Copy each line exactly. Drop every picture.
---- Record list
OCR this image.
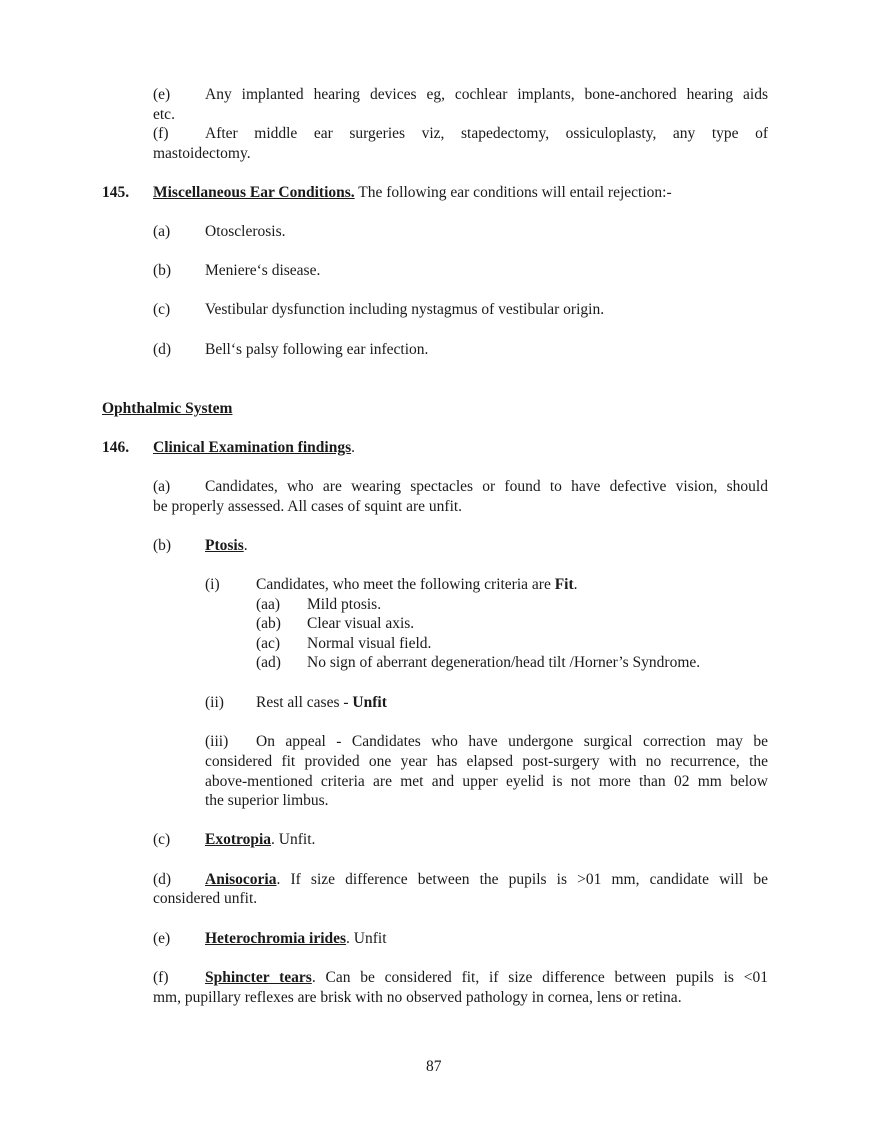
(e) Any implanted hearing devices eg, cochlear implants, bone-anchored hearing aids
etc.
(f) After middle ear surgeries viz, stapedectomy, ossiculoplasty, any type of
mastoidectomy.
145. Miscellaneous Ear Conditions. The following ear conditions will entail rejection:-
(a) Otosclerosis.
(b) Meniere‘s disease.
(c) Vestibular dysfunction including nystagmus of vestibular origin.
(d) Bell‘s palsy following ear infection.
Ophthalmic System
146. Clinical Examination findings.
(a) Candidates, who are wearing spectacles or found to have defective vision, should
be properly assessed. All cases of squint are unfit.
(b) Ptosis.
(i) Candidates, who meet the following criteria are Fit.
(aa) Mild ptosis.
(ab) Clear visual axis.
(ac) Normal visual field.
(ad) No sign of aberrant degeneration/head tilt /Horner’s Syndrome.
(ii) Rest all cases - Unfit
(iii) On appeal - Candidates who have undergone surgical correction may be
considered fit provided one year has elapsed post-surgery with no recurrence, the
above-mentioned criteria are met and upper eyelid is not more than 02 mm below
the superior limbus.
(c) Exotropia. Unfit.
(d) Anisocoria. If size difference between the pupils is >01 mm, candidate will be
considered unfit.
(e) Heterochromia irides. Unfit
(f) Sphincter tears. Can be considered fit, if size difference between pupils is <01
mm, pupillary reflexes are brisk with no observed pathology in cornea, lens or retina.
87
--------
*Output of the task*:
OCR this image.
(e) Any implanted hearing devices eg, cochlear implants, bone-anchored hearing aids
etc.
(f) After middle ear surgeries viz, stapedectomy, ossiculoplasty, any type of
mastoidectomy.
145. Miscellaneous Ear Conditions. The following ear conditions will entail rejection:-
(a) Otosclerosis.
(b) Meniere‘s disease.
(c) Vestibular dysfunction including nystagmus of vestibular origin.
(d) Bell‘s palsy following ear infection.
Ophthalmic System
146. Clinical Examination findings.
(a) Candidates, who are wearing spectacles or found to have defective vision, should
be properly assessed. All cases of squint are unfit.
(b) Ptosis.
(i) Candidates, who meet the following criteria are Fit.
(aa) Mild ptosis.
(ab) Clear visual axis.
(ac) Normal visual field.
(ad) No sign of aberrant degeneration/head tilt /Horner’s Syndrome.
(ii) Rest all cases - Unfit
(iii) On appeal - Candidates who have undergone surgical correction may be
considered fit provided one year has elapsed post-surgery with no recurrence, the
above-mentioned criteria are met and upper eyelid is not more than 02 mm below
the superior limbus.
(c) Exotropia. Unfit.
(d) Anisocoria. If size difference between the pupils is >01 mm, candidate will be
considered unfit.
(e) Heterochromia irides. Unfit
(f) Sphincter tears. Can be considered fit, if size difference between pupils is <01
mm, pupillary reflexes are brisk with no observed pathology in cornea, lens or retina.
87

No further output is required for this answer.